_Exercise instructions_:
Please format every line of the items below as a JSON list of strings, one string per line, leaving out any blank lines.

_Input_:
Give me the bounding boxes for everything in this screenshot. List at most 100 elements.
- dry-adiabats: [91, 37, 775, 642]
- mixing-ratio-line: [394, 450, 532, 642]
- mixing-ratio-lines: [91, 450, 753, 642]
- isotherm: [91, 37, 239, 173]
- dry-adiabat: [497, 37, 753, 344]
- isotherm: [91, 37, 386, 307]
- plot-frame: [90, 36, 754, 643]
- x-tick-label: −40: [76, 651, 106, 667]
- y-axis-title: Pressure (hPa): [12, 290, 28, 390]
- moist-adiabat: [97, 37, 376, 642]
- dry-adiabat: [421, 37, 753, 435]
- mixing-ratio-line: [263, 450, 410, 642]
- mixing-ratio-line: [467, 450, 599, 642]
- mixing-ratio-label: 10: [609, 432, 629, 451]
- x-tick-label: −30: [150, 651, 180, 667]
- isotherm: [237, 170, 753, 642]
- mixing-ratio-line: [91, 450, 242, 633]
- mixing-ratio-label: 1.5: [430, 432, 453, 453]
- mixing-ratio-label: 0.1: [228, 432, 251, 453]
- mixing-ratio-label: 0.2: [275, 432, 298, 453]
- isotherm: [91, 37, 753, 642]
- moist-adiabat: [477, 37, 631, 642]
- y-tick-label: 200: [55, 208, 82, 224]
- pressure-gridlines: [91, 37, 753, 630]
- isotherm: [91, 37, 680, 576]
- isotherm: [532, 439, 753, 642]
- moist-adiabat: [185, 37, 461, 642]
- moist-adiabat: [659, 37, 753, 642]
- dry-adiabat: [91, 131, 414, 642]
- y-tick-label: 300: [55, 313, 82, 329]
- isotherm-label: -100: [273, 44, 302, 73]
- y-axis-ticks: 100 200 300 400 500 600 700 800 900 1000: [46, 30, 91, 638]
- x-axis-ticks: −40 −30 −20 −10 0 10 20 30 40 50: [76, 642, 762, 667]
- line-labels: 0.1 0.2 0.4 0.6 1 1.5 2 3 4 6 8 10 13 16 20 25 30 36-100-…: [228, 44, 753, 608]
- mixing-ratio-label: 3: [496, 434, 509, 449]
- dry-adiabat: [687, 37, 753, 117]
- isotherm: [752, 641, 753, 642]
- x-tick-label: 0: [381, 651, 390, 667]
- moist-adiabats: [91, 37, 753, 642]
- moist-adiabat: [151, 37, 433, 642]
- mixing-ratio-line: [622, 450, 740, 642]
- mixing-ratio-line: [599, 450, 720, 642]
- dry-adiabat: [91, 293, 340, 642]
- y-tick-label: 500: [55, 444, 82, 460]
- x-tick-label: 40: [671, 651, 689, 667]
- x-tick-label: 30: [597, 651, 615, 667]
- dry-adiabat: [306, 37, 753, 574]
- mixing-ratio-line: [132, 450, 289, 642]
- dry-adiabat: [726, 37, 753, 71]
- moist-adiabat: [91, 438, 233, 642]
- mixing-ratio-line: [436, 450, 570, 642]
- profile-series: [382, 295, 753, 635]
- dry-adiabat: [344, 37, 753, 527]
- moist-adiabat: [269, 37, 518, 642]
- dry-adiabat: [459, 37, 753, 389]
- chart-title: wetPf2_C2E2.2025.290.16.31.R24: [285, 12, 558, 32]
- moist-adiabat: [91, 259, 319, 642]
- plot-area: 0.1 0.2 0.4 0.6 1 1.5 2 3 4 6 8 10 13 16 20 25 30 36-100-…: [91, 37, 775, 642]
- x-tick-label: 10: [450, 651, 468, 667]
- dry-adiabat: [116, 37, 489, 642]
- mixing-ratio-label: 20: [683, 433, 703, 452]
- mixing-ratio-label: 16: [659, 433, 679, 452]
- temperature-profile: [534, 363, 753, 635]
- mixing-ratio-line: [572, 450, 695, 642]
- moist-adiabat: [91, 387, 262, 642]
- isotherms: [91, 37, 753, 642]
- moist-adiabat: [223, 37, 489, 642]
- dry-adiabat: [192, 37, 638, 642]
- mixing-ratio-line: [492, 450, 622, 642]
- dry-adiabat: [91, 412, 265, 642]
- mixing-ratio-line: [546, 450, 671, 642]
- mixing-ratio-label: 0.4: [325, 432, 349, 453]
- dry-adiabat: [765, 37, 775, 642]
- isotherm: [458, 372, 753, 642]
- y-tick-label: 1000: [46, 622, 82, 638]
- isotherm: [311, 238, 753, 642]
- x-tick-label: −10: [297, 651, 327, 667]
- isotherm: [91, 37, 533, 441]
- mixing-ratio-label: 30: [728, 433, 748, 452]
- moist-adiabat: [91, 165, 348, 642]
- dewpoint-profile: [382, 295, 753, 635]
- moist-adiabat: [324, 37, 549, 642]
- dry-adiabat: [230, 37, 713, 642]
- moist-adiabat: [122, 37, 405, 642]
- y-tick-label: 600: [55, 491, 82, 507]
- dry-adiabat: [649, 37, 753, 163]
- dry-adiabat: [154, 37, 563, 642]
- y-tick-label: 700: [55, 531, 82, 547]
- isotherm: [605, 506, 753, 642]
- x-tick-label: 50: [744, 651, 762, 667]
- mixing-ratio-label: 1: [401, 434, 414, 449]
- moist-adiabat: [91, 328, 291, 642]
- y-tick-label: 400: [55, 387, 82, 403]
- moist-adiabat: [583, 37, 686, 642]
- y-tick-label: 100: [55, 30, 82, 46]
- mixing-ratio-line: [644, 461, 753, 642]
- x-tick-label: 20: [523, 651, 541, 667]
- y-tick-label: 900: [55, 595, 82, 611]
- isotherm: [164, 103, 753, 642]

_Output for this exercise_:
[
  "Give me the bounding boxes for everything in this screenshot. List at most 100 elements.",
  "- dry-adiabats: [91, 37, 775, 642]",
  "- mixing-ratio-line: [394, 450, 532, 642]",
  "- mixing-ratio-lines: [91, 450, 753, 642]",
  "- isotherm: [91, 37, 239, 173]",
  "- dry-adiabat: [497, 37, 753, 344]",
  "- isotherm: [91, 37, 386, 307]",
  "- plot-frame: [90, 36, 754, 643]",
  "- x-tick-label: −40: [76, 651, 106, 667]",
  "- y-axis-title: Pressure (hPa): [12, 290, 28, 390]",
  "- moist-adiabat: [97, 37, 376, 642]",
  "- dry-adiabat: [421, 37, 753, 435]",
  "- mixing-ratio-line: [263, 450, 410, 642]",
  "- mixing-ratio-line: [467, 450, 599, 642]",
  "- mixing-ratio-label: 10: [609, 432, 629, 451]",
  "- x-tick-label: −30: [150, 651, 180, 667]",
  "- isotherm: [237, 170, 753, 642]",
  "- mixing-ratio-line: [91, 450, 242, 633]",
  "- mixing-ratio-label: 1.5: [430, 432, 453, 453]",
  "- mixing-ratio-label: 0.1: [228, 432, 251, 453]",
  "- mixing-ratio-label: 0.2: [275, 432, 298, 453]",
  "- isotherm: [91, 37, 753, 642]",
  "- moist-adiabat: [477, 37, 631, 642]",
  "- y-tick-label: 200: [55, 208, 82, 224]",
  "- pressure-gridlines: [91, 37, 753, 630]",
  "- isotherm: [91, 37, 680, 576]",
  "- isotherm: [532, 439, 753, 642]",
  "- moist-adiabat: [185, 37, 461, 642]",
  "- moist-adiabat: [659, 37, 753, 642]",
  "- dry-adiabat: [91, 131, 414, 642]",
  "- y-tick-label: 300: [55, 313, 82, 329]",
  "- isotherm-label: -100: [273, 44, 302, 73]",
  "- y-axis-ticks: 100 200 300 400 500 600 700 800 900 1000: [46, 30, 91, 638]",
  "- x-axis-ticks: −40 −30 −20 −10 0 10 20 30 40 50: [76, 642, 762, 667]",
  "- line-labels: 0.1 0.2 0.4 0.6 1 1.5 2 3 4 6 8 10 13 16 20 25 30 36-100-…: [228, 44, 753, 608]",
  "- mixing-ratio-label: 3: [496, 434, 509, 449]",
  "- dry-adiabat: [687, 37, 753, 117]",
  "- isotherm: [752, 641, 753, 642]",
  "- x-tick-label: 0: [381, 651, 390, 667]",
  "- moist-adiabats: [91, 37, 753, 642]",
  "- moist-adiabat: [151, 37, 433, 642]",
  "- mixing-ratio-line: [622, 450, 740, 642]",
  "- mixing-ratio-line: [599, 450, 720, 642]",
  "- dry-adiabat: [91, 293, 340, 642]",
  "- y-tick-label: 500: [55, 444, 82, 460]",
  "- x-tick-label: 40: [671, 651, 689, 667]",
  "- x-tick-label: 30: [597, 651, 615, 667]",
  "- dry-adiabat: [306, 37, 753, 574]",
  "- mixing-ratio-line: [132, 450, 289, 642]",
  "- dry-adiabat: [726, 37, 753, 71]",
  "- moist-adiabat: [91, 438, 233, 642]",
  "- mixing-ratio-line: [436, 450, 570, 642]",
  "- profile-series: [382, 295, 753, 635]",
  "- dry-adiabat: [344, 37, 753, 527]",
  "- moist-adiabat: [269, 37, 518, 642]",
  "- dry-adiabat: [459, 37, 753, 389]",
  "- chart-title: wetPf2_C2E2.2025.290.16.31.R24: [285, 12, 558, 32]",
  "- moist-adiabat: [91, 259, 319, 642]",
  "- plot-area: 0.1 0.2 0.4 0.6 1 1.5 2 3 4 6 8 10 13 16 20 25 30 36-100-…: [91, 37, 775, 642]",
  "- x-tick-label: 10: [450, 651, 468, 667]",
  "- dry-adiabat: [116, 37, 489, 642]",
  "- mixing-ratio-label: 20: [683, 433, 703, 452]",
  "- mixing-ratio-label: 16: [659, 433, 679, 452]",
  "- temperature-profile: [534, 363, 753, 635]",
  "- mixing-ratio-line: [572, 450, 695, 642]",
  "- moist-adiabat: [91, 387, 262, 642]",
  "- isotherms: [91, 37, 753, 642]",
  "- moist-adiabat: [223, 37, 489, 642]",
  "- dry-adiabat: [192, 37, 638, 642]",
  "- mixing-ratio-line: [492, 450, 622, 642]",
  "- dry-adiabat: [91, 412, 265, 642]",
  "- mixing-ratio-line: [546, 450, 671, 642]",
  "- mixing-ratio-label: 0.4: [325, 432, 349, 453]",
  "- dry-adiabat: [765, 37, 775, 642]",
  "- isotherm: [458, 372, 753, 642]",
  "- y-tick-label: 1000: [46, 622, 82, 638]",
  "- isotherm: [311, 238, 753, 642]",
  "- x-tick-label: −10: [297, 651, 327, 667]",
  "- isotherm: [91, 37, 533, 441]",
  "- mixing-ratio-label: 30: [728, 433, 748, 452]",
  "- moist-adiabat: [91, 165, 348, 642]",
  "- dewpoint-profile: [382, 295, 753, 635]",
  "- moist-adiabat: [324, 37, 549, 642]",
  "- dry-adiabat: [230, 37, 713, 642]",
  "- moist-adiabat: [122, 37, 405, 642]",
  "- y-tick-label: 600: [55, 491, 82, 507]",
  "- dry-adiabat: [649, 37, 753, 163]",
  "- dry-adiabat: [154, 37, 563, 642]",
  "- y-tick-label: 700: [55, 531, 82, 547]",
  "- isotherm: [605, 506, 753, 642]",
  "- x-tick-label: 50: [744, 651, 762, 667]",
  "- mixing-ratio-label: 1: [401, 434, 414, 449]",
  "- moist-adiabat: [91, 328, 291, 642]",
  "- y-tick-label: 400: [55, 387, 82, 403]",
  "- moist-adiabat: [583, 37, 686, 642]",
  "- y-tick-label: 100: [55, 30, 82, 46]",
  "- mixing-ratio-line: [644, 461, 753, 642]",
  "- x-tick-label: 20: [523, 651, 541, 667]",
  "- y-tick-label: 900: [55, 595, 82, 611]",
  "- isotherm: [164, 103, 753, 642]"
]